## WRITTEN TASK 1
List every instruction that the passage on Dumbledore and polyjuice gives directly to the reader.
## WRITTEN TASK 2
In the passage on Dumbledore and polyjuice, why did Dumbledore give the whole school year in book four to the competition?

Consider: in book four, after three straight years of having his school infiltrated in connection to a genocidal manic with a particular animosity toward one of his students, Dumbledore switched into full on war thinking mode both calling in reinforcements in the form of a feared dark wizard hunter and devoting the entire school year to a dead competition in hopes that he might use it to strengthen international bonds in preparation for the battles to come. Yet at no point did he consider trying to set up any countermeasures for what appears to be the single most widely used means of infiltration in the magical world.
Which is to say, the complete ignoring of polyjuice goes way beyond dismissing it as something kids can't do. It's dismissed as something no one can do in spite of perpetual evidence to the contrary.
Try to imagine how different book four would have been if Hogwarts regularly made use of things to detect who people really were. Imagine what would happen the first time "Moody" tried to go into a teacher's only area. Recall that his disguise couldn't even fool a simple device (the map) made by some students.

## LISTING
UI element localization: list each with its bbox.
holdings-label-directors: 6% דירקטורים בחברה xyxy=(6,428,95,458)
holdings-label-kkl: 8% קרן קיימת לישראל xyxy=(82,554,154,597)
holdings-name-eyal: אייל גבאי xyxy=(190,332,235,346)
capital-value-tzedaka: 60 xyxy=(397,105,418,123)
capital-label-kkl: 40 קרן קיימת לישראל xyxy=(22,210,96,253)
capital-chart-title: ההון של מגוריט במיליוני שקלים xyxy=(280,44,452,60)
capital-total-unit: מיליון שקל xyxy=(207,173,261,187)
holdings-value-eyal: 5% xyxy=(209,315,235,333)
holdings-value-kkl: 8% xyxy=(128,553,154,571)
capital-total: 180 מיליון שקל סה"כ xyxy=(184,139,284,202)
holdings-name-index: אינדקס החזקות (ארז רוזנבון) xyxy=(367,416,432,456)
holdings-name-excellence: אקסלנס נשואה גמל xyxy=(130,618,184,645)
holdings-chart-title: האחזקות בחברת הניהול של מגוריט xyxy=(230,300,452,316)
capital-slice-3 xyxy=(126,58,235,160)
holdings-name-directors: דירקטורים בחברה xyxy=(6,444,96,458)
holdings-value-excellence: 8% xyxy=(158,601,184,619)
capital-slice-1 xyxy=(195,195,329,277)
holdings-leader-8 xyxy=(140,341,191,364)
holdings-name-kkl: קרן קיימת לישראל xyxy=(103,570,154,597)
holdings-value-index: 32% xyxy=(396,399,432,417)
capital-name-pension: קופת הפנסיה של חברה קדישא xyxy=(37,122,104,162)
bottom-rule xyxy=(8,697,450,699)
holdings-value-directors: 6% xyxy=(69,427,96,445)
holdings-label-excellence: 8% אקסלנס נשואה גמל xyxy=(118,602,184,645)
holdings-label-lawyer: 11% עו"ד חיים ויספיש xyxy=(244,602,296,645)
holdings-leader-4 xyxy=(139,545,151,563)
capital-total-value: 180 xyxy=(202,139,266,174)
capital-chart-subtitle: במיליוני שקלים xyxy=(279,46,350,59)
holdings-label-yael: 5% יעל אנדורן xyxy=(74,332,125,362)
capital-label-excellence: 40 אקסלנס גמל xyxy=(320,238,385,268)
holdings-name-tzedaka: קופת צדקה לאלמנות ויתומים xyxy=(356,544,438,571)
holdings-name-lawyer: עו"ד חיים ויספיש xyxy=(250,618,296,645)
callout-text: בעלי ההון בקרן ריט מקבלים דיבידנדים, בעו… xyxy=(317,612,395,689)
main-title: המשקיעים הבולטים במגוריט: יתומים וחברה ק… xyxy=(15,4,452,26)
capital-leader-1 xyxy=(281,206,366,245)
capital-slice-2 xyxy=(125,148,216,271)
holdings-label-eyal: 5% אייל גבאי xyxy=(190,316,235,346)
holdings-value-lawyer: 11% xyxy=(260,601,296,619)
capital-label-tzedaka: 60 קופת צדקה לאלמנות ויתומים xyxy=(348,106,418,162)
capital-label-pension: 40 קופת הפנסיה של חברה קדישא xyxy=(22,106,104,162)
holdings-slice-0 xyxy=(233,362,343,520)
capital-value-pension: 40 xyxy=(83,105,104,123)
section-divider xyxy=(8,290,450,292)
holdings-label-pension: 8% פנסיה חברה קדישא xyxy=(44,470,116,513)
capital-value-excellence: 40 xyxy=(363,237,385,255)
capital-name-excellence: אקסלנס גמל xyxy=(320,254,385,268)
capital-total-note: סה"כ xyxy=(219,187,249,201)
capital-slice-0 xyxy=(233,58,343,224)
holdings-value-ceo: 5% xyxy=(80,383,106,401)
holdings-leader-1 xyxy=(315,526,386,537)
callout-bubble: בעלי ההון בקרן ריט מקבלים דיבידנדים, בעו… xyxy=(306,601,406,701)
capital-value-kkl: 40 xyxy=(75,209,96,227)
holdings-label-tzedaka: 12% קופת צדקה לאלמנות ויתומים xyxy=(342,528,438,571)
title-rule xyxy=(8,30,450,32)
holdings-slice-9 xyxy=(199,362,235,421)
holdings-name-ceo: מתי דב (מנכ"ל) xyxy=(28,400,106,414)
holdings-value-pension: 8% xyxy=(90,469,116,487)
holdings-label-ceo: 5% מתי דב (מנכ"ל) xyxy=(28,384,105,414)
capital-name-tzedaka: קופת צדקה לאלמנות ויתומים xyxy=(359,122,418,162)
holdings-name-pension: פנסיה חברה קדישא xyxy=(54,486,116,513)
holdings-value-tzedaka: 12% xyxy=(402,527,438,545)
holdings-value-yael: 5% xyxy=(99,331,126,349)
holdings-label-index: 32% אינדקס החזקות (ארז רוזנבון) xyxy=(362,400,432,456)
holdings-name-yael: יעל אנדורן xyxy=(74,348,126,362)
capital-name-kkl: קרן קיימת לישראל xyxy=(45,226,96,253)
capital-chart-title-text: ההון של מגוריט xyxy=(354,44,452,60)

## EXPECTED OUTPUT 1
- Consider
- Try to imagine how different book four would have been if Hogwarts regularly made use of things to detect who people really were.
- Imagine what would happen the first time "Moody" tried to go into a teacher's only area.
- Recall that his disguise couldn't even fool a simple device (the map) made by some students.

## EXPECTED OUTPUT 2
He hoped the competition would strengthen international bonds in preparation for the battles to come. This was part of his shift into full war thinking after three straight years of the school being infiltrated by people connected to someone with a particular hostility toward one of his students.